CONSIGNA 1>
Copia textualmente el pasaje del texto sobre la invisibilidad, comenzando por "Pero cuando yo" y continuando hasta "en sus escritos.", ambos incluidos.

____ TEXTO DADO

Pero cuando yo no veo mi figura reflejada en el espejo evito pasar por ello. Es una de las ventajas de ser invisible de vez en cuando, como también la de aprovechar la invisibilidad para observar, sin ser visto, a gente que has conocido en el pasado, aunque no la veas con el aspecto que tenían hace unos cuantos años, o, mejor dicho, hace una pila de años. Los observo sin que ellos puedan darse cuenta, porque creo que son de los que no creen en la invisibilidad de las personas, como tampoco en la existencia de la Atlántida, aunque la nombrara Platón en sus escritos.

Pero dándole vueltas a esta nueva situación por la que estoy pasando, he caído en la cuenta de que ellos pueden estar fingiendo, y en realidad también se estén sintiendo invisibles. De ser así, es posible que me estén viendo de manera distinta a como me veo yo, y no quieran decírmelo. Así que, en cuanto me los encuentre otra vez, no perderé tiempo en hacerles ver que no son invisibles, ya que he visto recientemente sus formas y figuras, pudiendo afirmar, sin temor a equivocarme, que son ciudadanos de carne y hueso. Más que nada porque los he visto paseando por “Santa Clara”.

________

CONSIGNA 2>
Dispón como tabla Markdown, con las columnas «Número» y «Línea del registro», las líneas de los registros desde la primera hasta la que contiene "- farmland-value-cell: [371, 566, 439, 592]", ambas incluidas. Omite las líneas en blanco.

____ DATOS PROPORCIONADOS

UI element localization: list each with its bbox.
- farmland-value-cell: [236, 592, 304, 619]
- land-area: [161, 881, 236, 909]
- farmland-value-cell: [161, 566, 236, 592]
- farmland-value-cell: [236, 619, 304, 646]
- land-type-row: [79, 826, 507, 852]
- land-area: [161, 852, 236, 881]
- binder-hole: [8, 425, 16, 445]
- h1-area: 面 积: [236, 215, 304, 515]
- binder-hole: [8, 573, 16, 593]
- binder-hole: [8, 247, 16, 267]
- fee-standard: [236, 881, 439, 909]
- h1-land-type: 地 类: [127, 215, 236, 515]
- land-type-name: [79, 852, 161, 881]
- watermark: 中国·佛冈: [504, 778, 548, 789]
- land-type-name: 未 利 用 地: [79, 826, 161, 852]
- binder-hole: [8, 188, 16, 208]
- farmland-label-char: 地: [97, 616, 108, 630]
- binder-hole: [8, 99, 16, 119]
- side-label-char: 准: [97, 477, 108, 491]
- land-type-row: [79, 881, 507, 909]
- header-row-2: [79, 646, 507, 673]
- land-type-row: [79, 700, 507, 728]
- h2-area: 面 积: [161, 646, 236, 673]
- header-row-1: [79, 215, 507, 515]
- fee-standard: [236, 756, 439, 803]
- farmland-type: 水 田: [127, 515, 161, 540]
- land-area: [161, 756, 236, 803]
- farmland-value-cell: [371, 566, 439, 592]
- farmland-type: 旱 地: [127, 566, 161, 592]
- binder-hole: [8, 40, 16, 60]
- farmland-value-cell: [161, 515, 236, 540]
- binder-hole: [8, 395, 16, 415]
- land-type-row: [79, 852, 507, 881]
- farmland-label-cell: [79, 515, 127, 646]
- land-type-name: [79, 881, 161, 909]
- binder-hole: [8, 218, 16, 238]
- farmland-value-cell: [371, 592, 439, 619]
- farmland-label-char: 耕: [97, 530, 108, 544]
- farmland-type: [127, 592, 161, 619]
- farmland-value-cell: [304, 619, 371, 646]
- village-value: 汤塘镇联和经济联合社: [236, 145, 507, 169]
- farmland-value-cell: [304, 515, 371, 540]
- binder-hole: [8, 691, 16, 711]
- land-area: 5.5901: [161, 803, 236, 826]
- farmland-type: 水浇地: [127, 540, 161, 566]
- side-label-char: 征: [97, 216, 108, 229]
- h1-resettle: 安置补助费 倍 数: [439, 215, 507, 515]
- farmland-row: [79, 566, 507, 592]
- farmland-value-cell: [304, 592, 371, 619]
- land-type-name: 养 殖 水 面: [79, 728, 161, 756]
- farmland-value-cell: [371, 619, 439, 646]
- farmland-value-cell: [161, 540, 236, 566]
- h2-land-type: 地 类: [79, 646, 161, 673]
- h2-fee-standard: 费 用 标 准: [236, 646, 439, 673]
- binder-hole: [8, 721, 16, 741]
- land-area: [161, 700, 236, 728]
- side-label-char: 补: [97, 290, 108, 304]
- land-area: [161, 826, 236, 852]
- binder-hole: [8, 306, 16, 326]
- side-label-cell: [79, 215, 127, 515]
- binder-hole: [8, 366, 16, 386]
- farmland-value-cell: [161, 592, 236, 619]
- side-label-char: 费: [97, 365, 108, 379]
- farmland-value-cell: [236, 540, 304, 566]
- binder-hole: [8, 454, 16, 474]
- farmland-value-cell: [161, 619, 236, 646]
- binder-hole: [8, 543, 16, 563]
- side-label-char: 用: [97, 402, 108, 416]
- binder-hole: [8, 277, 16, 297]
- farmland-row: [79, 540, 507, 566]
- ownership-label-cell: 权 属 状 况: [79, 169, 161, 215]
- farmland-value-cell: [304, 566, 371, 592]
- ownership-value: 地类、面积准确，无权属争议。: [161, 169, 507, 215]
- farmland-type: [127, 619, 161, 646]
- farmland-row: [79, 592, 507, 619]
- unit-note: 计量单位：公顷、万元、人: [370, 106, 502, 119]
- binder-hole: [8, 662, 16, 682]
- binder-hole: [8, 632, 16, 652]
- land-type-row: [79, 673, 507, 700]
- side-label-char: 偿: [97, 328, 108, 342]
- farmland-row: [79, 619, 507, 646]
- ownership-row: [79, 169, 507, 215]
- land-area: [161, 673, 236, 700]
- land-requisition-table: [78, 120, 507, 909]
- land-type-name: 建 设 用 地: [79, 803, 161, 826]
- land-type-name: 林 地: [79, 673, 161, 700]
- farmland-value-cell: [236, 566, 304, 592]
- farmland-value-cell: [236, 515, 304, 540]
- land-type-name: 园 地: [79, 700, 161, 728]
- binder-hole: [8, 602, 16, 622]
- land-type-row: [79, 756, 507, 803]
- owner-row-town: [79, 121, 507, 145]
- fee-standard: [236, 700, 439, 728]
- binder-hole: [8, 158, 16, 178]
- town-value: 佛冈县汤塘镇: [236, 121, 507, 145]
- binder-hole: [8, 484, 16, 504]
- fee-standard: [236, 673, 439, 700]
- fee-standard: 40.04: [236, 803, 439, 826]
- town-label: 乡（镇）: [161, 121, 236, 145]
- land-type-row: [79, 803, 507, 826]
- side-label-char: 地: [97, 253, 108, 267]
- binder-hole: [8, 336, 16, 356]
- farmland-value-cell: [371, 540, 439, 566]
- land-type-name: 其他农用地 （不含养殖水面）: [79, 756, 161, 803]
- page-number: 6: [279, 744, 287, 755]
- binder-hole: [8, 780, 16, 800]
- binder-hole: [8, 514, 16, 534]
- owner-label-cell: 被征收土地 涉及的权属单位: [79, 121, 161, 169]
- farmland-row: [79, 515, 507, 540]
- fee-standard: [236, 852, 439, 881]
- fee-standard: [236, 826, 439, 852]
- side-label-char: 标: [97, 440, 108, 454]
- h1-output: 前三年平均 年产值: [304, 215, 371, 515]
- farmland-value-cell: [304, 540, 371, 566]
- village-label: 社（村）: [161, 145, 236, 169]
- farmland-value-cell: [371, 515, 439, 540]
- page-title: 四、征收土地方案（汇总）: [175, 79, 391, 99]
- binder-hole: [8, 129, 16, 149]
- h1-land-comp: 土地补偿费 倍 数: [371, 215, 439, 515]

________

SOLUCIÓN COMPLETA 1>
Pero cuando yo no veo mi figura reflejada en el espejo evito pasar por ello. Es una de las ventajas de ser invisible de vez en cuando, como también la de aprovechar la invisibilidad para observar, sin ser visto, a gente que has conocido en el pasado, aunque no la veas con el aspecto que tenían hace unos cuantos años, o, mejor dicho, hace una pila de años. Los observo sin que ellos puedan darse cuenta, porque creo que son de los que no creen en la invisibilidad de las personas, como tampoco en la existencia de la Atlántida, aunque la nombrara Platón en sus escritos.

SOLUCIÓN COMPLETA 2>
| Número | Línea del registro |
|---|---|
| 1 | UI element localization: list each with its bbox. |
| 2 | - farmland-value-cell: [236, 592, 304, 619] |
| 3 | - land-area: [161, 881, 236, 909] |
| 4 | - farmland-value-cell: [161, 566, 236, 592] |
| 5 | - farmland-value-cell: [236, 619, 304, 646] |
| 6 | - land-type-row: [79, 826, 507, 852] |
| 7 | - land-area: [161, 852, 236, 881] |
| 8 | - binder-hole: [8, 425, 16, 445] |
| 9 | - h1-area: 面 积: [236, 215, 304, 515] |
| 10 | - binder-hole: [8, 573, 16, 593] |
| 11 | - binder-hole: [8, 247, 16, 267] |
| 12 | - fee-standard: [236, 881, 439, 909] |
| 13 | - h1-land-type: 地 类: [127, 215, 236, 515] |
| 14 | - land-type-name: [79, 852, 161, 881] |
| 15 | - watermark: 中国·佛冈: [504, 778, 548, 789] |
| 16 | - land-type-name: 未 利 用 地: [79, 826, 161, 852] |
| 17 | - binder-hole: [8, 188, 16, 208] |
| 18 | - farmland-label-char: 地: [97, 616, 108, 630] |
| 19 | - binder-hole: [8, 99, 16, 119] |
| 20 | - side-label-char: 准: [97, 477, 108, 491] |
| 21 | - land-type-row: [79, 881, 507, 909] |
| 22 | - header-row-2: [79, 646, 507, 673] |
| 23 | - land-type-row: [79, 700, 507, 728] |
| 24 | - h2-area: 面 积: [161, 646, 236, 673] |
| 25 | - header-row-1: [79, 215, 507, 515] |
| 26 | - fee-standard: [236, 756, 439, 803] |
| 27 | - farmland-type: 水 田: [127, 515, 161, 540] |
| 28 | - land-area: [161, 756, 236, 803] |
| 29 | - farmland-value-cell: [371, 566, 439, 592] |